§ やること
鎌倉一日旅行の事前指導について書いた日本語学校のブログ記事の続きを、最後の文の後から書いてください。

§ 本文の一部
----

日本語学校からこんにちは ~水野外語学院~

千葉県市川市行徳にある日本語学校のブログです。日々の出来事、行事、感じたことなどを紹介しています。

「課外活動の『事前指導』、特に『四月生』」。

2010-06-24 07:57:29 | 日本語の授業
 明日は、いよいよ、課外活動「鎌倉一日旅行」です。集合時間は8時20分(行徳駅)で、(行徳駅に)戻ってくるのは、18時の予定です。途中、電車の乗り換えもあり、かなり歩きますから、ヒールの靴は避けるように、また、動きやすい恰好で来るようになどの注意事項は、今日のうちに、徹底しておかなければなりません。そうしなければ、「先生、足が痛い」だの「疲れた」だのと愚痴をこぼされ、せっかくの楽しさが半減してしまいます。また、アルバイト先への「連絡」や「お願い」などは、だいたい先々週に終わっています。

 DVDを見せながらの説明は、「Cクラス」だけは終えましたが、ほかのクラスはまだです。今日しかありません。午後の「A・Bクラス」は合同でします。このクラスは、皆、進学を希望していますから、「大仏様」や「鶴岡八幡宮」の他にも、鎌倉時代のことを少しは入れておかねばなりません。日本の歴史になりますと、(途端に漢字が増えてくるので)「非漢字圏」の学生に取っては敷居が高いのですが、それだからと言って避けて通るわけにもいかないのです。もちろん、関心がない人には(漢字圏の学生であろうと、非漢字圏の学生であろうと)、いくら説明しても、右耳から左耳へと通り過ぎていくだけのことですから、違いはないのですが。

----

§ 資料
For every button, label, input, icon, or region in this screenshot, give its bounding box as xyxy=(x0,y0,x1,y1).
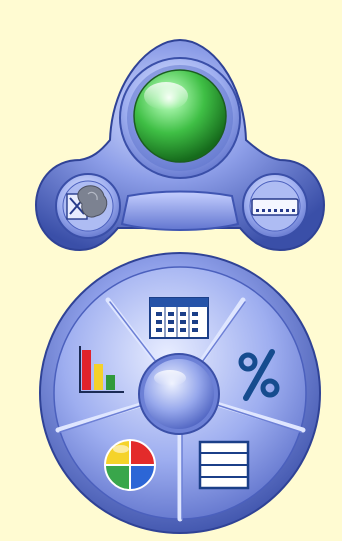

----

§ 解答
 「Aクラス」の学生たちは、「漢族」のようには漢字がうまく書けなくても、一応中国人ですから、それなりに(授業に)ついて来られるのですが、「Bクラス」のガーナやカンボジア、インドの学生を見ると、少々気の毒になります。

 彼らは、漢字だけは必死に覚えてきており、読んだり書けたりはするのですが、まだそれが文章中に散在するというのに、慣れきってはいないのです。いくら聞くだけとは言え、漢字を見れば、大体の内容がすぐ把握できる人たちとは違いますから、大変でしょう。それでも、日本の大学や専門学校に進学したいと思っているのなら、日本の歴史も少しは知っておかねばなりません。

 「A・Bクラス」に比べ、四月に来たばかりの「Dクラス」の学生たちは、まだまだ太平楽を決め込んでいます。また事前指導も、そのような難しいことを考えなくていいのです。それどころか、愉しませることに集中させなければならないのです。上級と同じようなものを見せ、同じような説明をしても、意味はありません。彼らはまだこの学校でする「課外活動」というものの意味さえ判っていないのですから。甚だしきに至っては、「先生、友達のところへ行きますから、行きません」と言いに来たりする始末。

 そういうのは、まず、一つ一つ雷を落として潰していきます。なにせ、まだ彼我の間に共通語がないのです。私は課外活動に参加する必要性を、ベトナム語で説明する能力はありませんし、ネパール語でもできません。ただ、三ヶ月も共に暮らしていれば、互いのことは、ある程度、理解できています。彼らにしてみれば、「先生から叱られた(叱られるとは思っていなかったのです。課外活動へは、好きな人行くだけで、行きたくない人は家で寝ていてもいいんだくらいに考えていたようなのです)。行かなければならないんだ」という思考の流れに、案外スムーズになるようなのです。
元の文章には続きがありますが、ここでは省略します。